- Task to carry out: All of the data that follows should be retyped exactly, please, except the pictures.

- Rows:
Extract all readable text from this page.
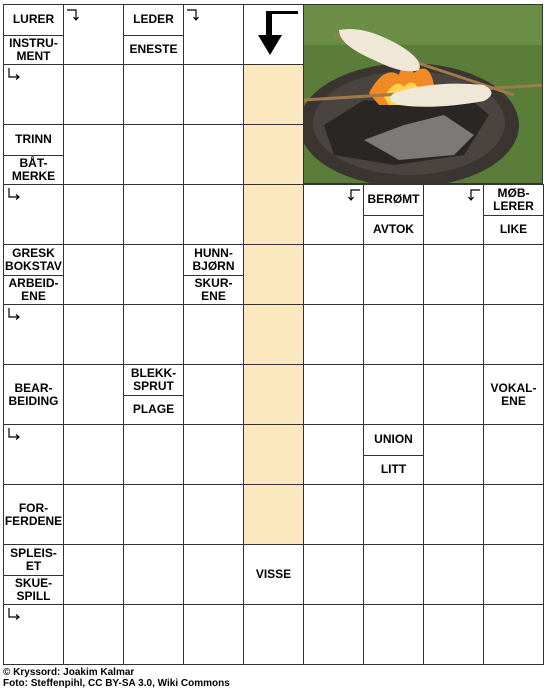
LURER
INSTRU-
MENT
LEDER
ENESTE
TRINN
BÅT-
MERKE
BERØMT
AVTOK
MØB-
LERER
LIKE
GRESK
BOKSTAV
ARBEID-
ENE
HUNN-
BJØRN
SKUR-
ENE
BEAR-
BEIDING
BLEKK-
SPRUT
PLAGE
VOKAL-
ENE
UNION
LITT
FOR-
FERDENE
SPLEIS-
ET
SKUE-
SPILL
VISSE
© Kryssord: Joakim Kalmar
Foto: Steffenpihl, CC BY-SA 3.0, Wiki Commons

- Answer in full:
Extract all readable text from this page.
LURER
INSTRU-
MENT
LEDER
ENESTE
TRINN
BÅT-
MERKE
BERØMT
AVTOK
MØB-
LERER
LIKE
GRESK
BOKSTAV
ARBEID-
ENE
HUNN-
BJØRN
SKUR-
ENE
BEAR-
BEIDING
BLEKK-
SPRUT
PLAGE
VOKAL-
ENE
UNION
LITT
FOR-
FERDENE
SPLEIS-
ET
SKUE-
SPILL
VISSE
© Kryssord: Joakim Kalmar
Foto: Steffenpihl, CC BY-SA 3.0, Wiki Commons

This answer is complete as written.